## start Provided records

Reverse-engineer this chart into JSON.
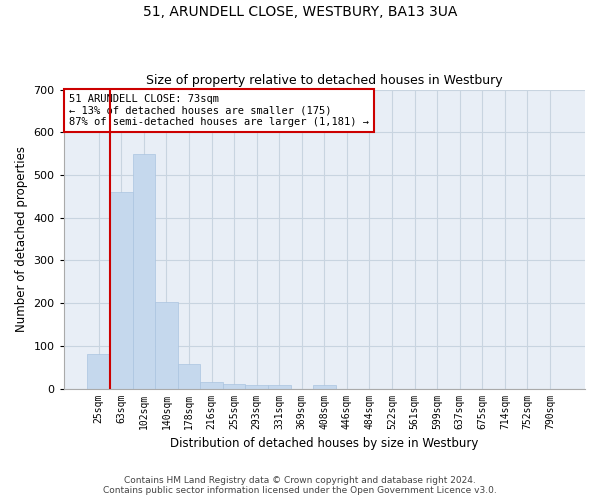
{
  "title": "51, ARUNDELL CLOSE, WESTBURY, BA13 3UA",
  "subtitle": "Size of property relative to detached houses in Westbury",
  "xlabel": "Distribution of detached houses by size in Westbury",
  "ylabel": "Number of detached properties",
  "footer": "Contains HM Land Registry data © Crown copyright and database right 2024.\nContains public sector information licensed under the Open Government Licence v3.0.",
  "categories": [
    "25sqm",
    "63sqm",
    "102sqm",
    "140sqm",
    "178sqm",
    "216sqm",
    "255sqm",
    "293sqm",
    "331sqm",
    "369sqm",
    "408sqm",
    "446sqm",
    "484sqm",
    "522sqm",
    "561sqm",
    "599sqm",
    "637sqm",
    "675sqm",
    "714sqm",
    "752sqm",
    "790sqm"
  ],
  "values": [
    80,
    460,
    548,
    203,
    58,
    15,
    10,
    9,
    9,
    0,
    8,
    0,
    0,
    0,
    0,
    0,
    0,
    0,
    0,
    0,
    0
  ],
  "bar_color": "#c5d8ed",
  "bar_edge_color": "#aac4e0",
  "grid_color": "#c8d4e0",
  "bg_color": "#e8eef6",
  "vline_x": 0.5,
  "vline_color": "#cc0000",
  "annotation_text": "51 ARUNDELL CLOSE: 73sqm\n← 13% of detached houses are smaller (175)\n87% of semi-detached houses are larger (1,181) →",
  "annotation_box_color": "#cc0000",
  "ylim": [
    0,
    700
  ],
  "yticks": [
    0,
    100,
    200,
    300,
    400,
    500,
    600,
    700
  ]
}
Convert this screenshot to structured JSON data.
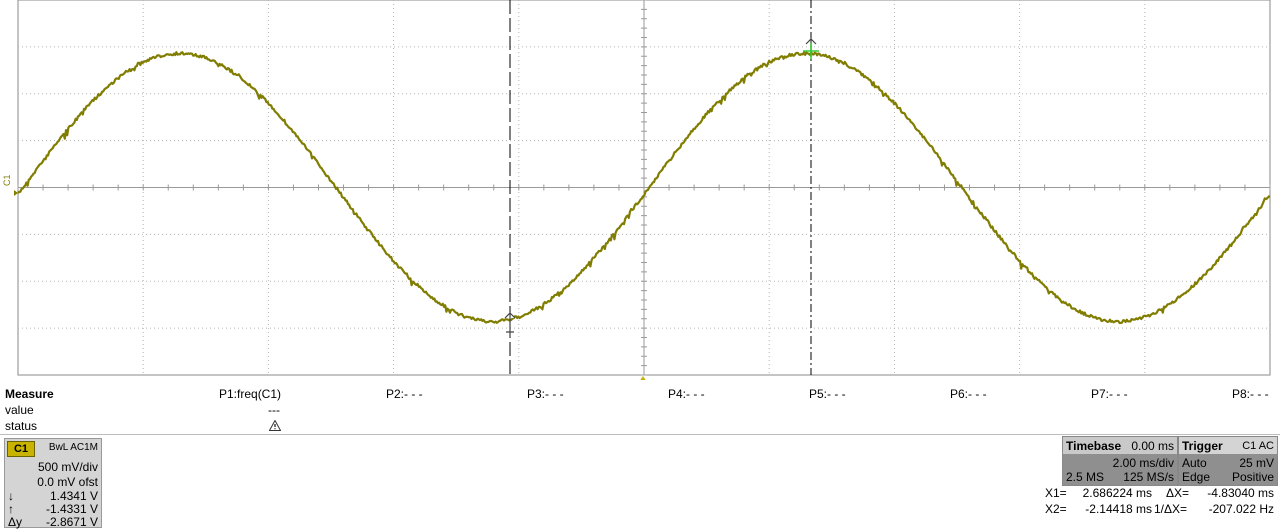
{
  "scope": {
    "channel_marker": "C1",
    "grid_divisions": {
      "horizontal": 10,
      "vertical": 8
    },
    "trace_color": "#807d00",
    "cursor_marker_color": "#33cc33",
    "waveform": {
      "type": "sine",
      "volts_per_div": 0.5,
      "amplitude_volts": 1.43,
      "period_ms": 10.0
    }
  },
  "measure": {
    "heading": "Measure",
    "row_value": "value",
    "row_status": "status",
    "params": [
      "P1:freq(C1)",
      "P2:- - -",
      "P3:- - -",
      "P4:- - -",
      "P5:- - -",
      "P6:- - -",
      "P7:- - -",
      "P8:- - -"
    ],
    "p1_value": "---",
    "p1_status_icon": "warning-icon"
  },
  "channel": {
    "tag": "C1",
    "bw": "BwL AC1M",
    "vdiv": "500 mV/div",
    "offset": "0.0 mV ofst",
    "c1_symbol": "↓",
    "c1_value": "1.4341 V",
    "c2_symbol": "↑",
    "c2_value": "-1.4331 V",
    "dy_label": "Δy",
    "dy_value": "-2.8671 V"
  },
  "timebase": {
    "title": "Timebase",
    "delay": "0.00 ms",
    "tdiv": "2.00 ms/div",
    "samples": "2.5 MS",
    "rate": "125 MS/s"
  },
  "trigger": {
    "title": "Trigger",
    "source": "C1 AC",
    "mode": "Auto",
    "level": "25 mV",
    "type": "Edge",
    "slope": "Positive"
  },
  "cursors": {
    "x1_label": "X1=",
    "x1_value": "2.686224 ms",
    "dx_label": "ΔX=",
    "dx_value": "-4.83040 ms",
    "x2_label": "X2=",
    "x2_value": "-2.14418 ms",
    "inv_dx_label": "1/ΔX=",
    "inv_dx_value": "-207.022 Hz"
  }
}
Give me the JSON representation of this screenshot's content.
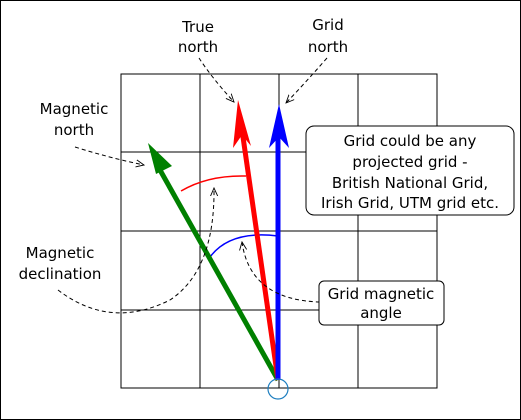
{
  "labels": {
    "true_north": [
      "True",
      "north"
    ],
    "grid_north": [
      "Grid",
      "north"
    ],
    "magnetic_north": [
      "Magnetic",
      "north"
    ],
    "magnetic_declination": [
      "Magnetic",
      "declination"
    ],
    "grid_magnetic_angle": [
      "Grid magnetic",
      "angle"
    ],
    "grid_note": [
      "Grid could be any",
      "projected grid -",
      "British National Grid,",
      "Irish Grid, UTM grid etc."
    ]
  },
  "colors": {
    "true_north": "#ff0000",
    "grid_north": "#0000ff",
    "magnetic_north": "#008000",
    "origin_circle": "#1f7fc0",
    "grid_lines": "#000000"
  },
  "grid": {
    "columns": 4,
    "rows": 4
  }
}
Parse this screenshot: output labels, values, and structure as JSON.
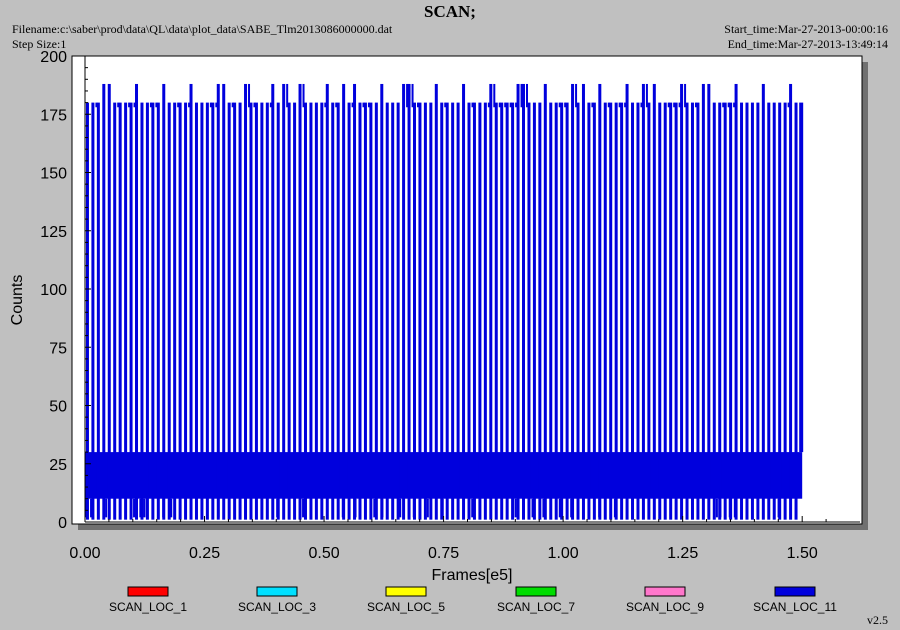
{
  "header": {
    "title": "SCAN;",
    "filename": "Filename:c:\\saber\\prod\\data\\QL\\data\\plot_data\\SABE_Tlm2013086000000.dat",
    "step_size": "Step Size:1",
    "start_time": "Start_time:Mar-27-2013-00:00:16",
    "end_time": "End_time:Mar-27-2013-13:49:14"
  },
  "version": "v2.5",
  "chart_data": {
    "type": "line",
    "title": "SCAN;",
    "xlabel": "Frames[e5]",
    "ylabel": "Counts",
    "xlim": [
      0,
      1.6
    ],
    "ylim": [
      0,
      200
    ],
    "x_ticks": [
      0.0,
      0.25,
      0.5,
      0.75,
      1.0,
      1.25,
      1.5
    ],
    "x_tick_labels": [
      "0.00",
      "0.25",
      "0.50",
      "0.75",
      "1.00",
      "1.25",
      "1.50"
    ],
    "y_ticks": [
      0,
      25,
      50,
      75,
      100,
      125,
      150,
      175,
      200
    ],
    "y_tick_labels": [
      "0",
      "25",
      "50",
      "75",
      "100",
      "125",
      "150",
      "175",
      "200"
    ],
    "grid": false,
    "legend_position": "bottom",
    "data_extent_x": [
      0.0,
      1.5
    ],
    "baseline_band": [
      10,
      30
    ],
    "spike_max": 180,
    "spike_peak": 188,
    "spike_spacing": 0.0114,
    "series": [
      {
        "name": "SCAN_LOC_1",
        "color": "#ff0000"
      },
      {
        "name": "SCAN_LOC_3",
        "color": "#00e0ff"
      },
      {
        "name": "SCAN_LOC_5",
        "color": "#ffff00"
      },
      {
        "name": "SCAN_LOC_7",
        "color": "#00dd00"
      },
      {
        "name": "SCAN_LOC_9",
        "color": "#ff77cc"
      },
      {
        "name": "SCAN_LOC_11",
        "color": "#0000dd"
      }
    ]
  }
}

## end Provided records

§ Objective
Using the listing above, gather each line that holds the string "screenshot" and copy it.

§ Right answer
Convert this screenshot to structured JSON data.
Give me the JSON representation of this screenshot's content.
Parse this screenshot: output labels, values, and structure as JSON.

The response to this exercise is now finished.